Source data ::
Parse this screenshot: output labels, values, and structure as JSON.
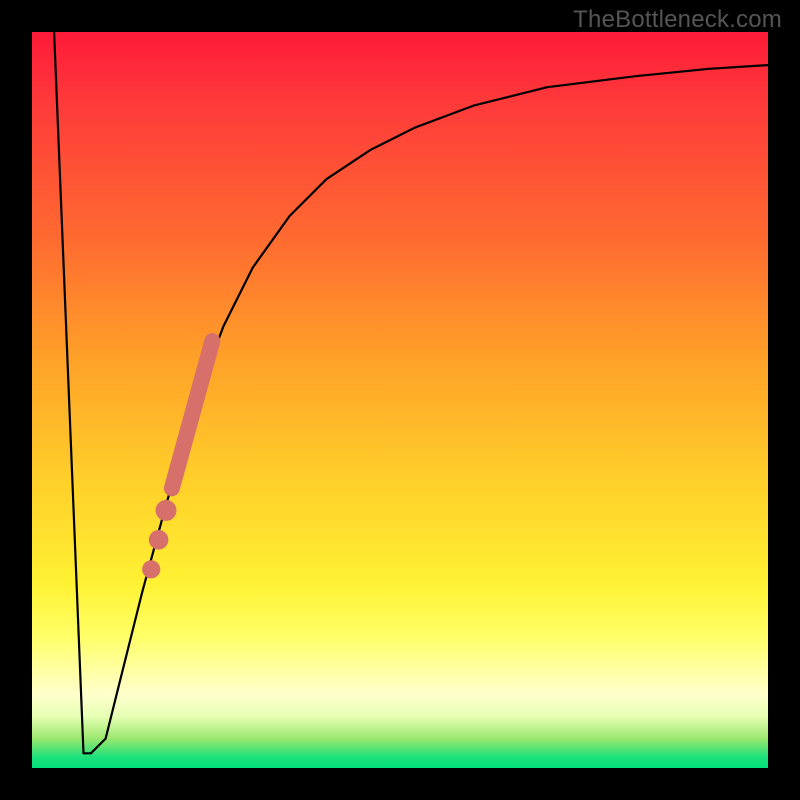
{
  "watermark": "TheBottleneck.com",
  "chart_data": {
    "type": "line",
    "title": "",
    "xlabel": "",
    "ylabel": "",
    "xlim": [
      0,
      100
    ],
    "ylim": [
      0,
      100
    ],
    "grid": false,
    "legend": false,
    "series": [
      {
        "name": "curve",
        "x": [
          3,
          7,
          8,
          10,
          12,
          15,
          18,
          20,
          23,
          26,
          30,
          35,
          40,
          46,
          52,
          60,
          70,
          82,
          92,
          100
        ],
        "y": [
          100,
          2,
          2,
          4,
          12,
          24,
          35,
          42,
          52,
          60,
          68,
          75,
          80,
          84,
          87,
          90,
          92.5,
          94,
          95,
          95.5
        ]
      }
    ],
    "markers": [
      {
        "name": "marker-segment",
        "x_range": [
          19,
          24.5
        ],
        "y_range": [
          38,
          58
        ],
        "color": "#d76f6a",
        "style": "thick-line"
      },
      {
        "name": "marker-dot-1",
        "x": 18.2,
        "y": 35,
        "r": 1.5,
        "color": "#d76f6a"
      },
      {
        "name": "marker-dot-2",
        "x": 17.2,
        "y": 31,
        "r": 1.4,
        "color": "#d76f6a"
      },
      {
        "name": "marker-dot-3",
        "x": 16.2,
        "y": 27,
        "r": 1.3,
        "color": "#d76f6a"
      }
    ],
    "colors": {
      "curve": "#000000",
      "marker": "#d76f6a",
      "gradient_top": "#ff1a39",
      "gradient_mid": "#ffd22a",
      "gradient_bottom": "#00e07a",
      "frame": "#000000"
    }
  }
}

What you are asked to do :: Quote the material word for word, dropping any images it holds.

Written reply ::
Parse this screenshot: output labels, values, and structure as JSON.
{
  "watermark": "TheBottleneck.com",
  "chart_data": {
    "type": "line",
    "title": "",
    "xlabel": "",
    "ylabel": "",
    "xlim": [
      0,
      100
    ],
    "ylim": [
      0,
      100
    ],
    "grid": false,
    "legend": false,
    "series": [
      {
        "name": "curve",
        "x": [
          3,
          7,
          8,
          10,
          12,
          15,
          18,
          20,
          23,
          26,
          30,
          35,
          40,
          46,
          52,
          60,
          70,
          82,
          92,
          100
        ],
        "y": [
          100,
          2,
          2,
          4,
          12,
          24,
          35,
          42,
          52,
          60,
          68,
          75,
          80,
          84,
          87,
          90,
          92.5,
          94,
          95,
          95.5
        ]
      }
    ],
    "markers": [
      {
        "name": "marker-segment",
        "x_range": [
          19,
          24.5
        ],
        "y_range": [
          38,
          58
        ],
        "color": "#d76f6a",
        "style": "thick-line"
      },
      {
        "name": "marker-dot-1",
        "x": 18.2,
        "y": 35,
        "r": 1.5,
        "color": "#d76f6a"
      },
      {
        "name": "marker-dot-2",
        "x": 17.2,
        "y": 31,
        "r": 1.4,
        "color": "#d76f6a"
      },
      {
        "name": "marker-dot-3",
        "x": 16.2,
        "y": 27,
        "r": 1.3,
        "color": "#d76f6a"
      }
    ],
    "colors": {
      "curve": "#000000",
      "marker": "#d76f6a",
      "gradient_top": "#ff1a39",
      "gradient_mid": "#ffd22a",
      "gradient_bottom": "#00e07a",
      "frame": "#000000"
    }
  }
}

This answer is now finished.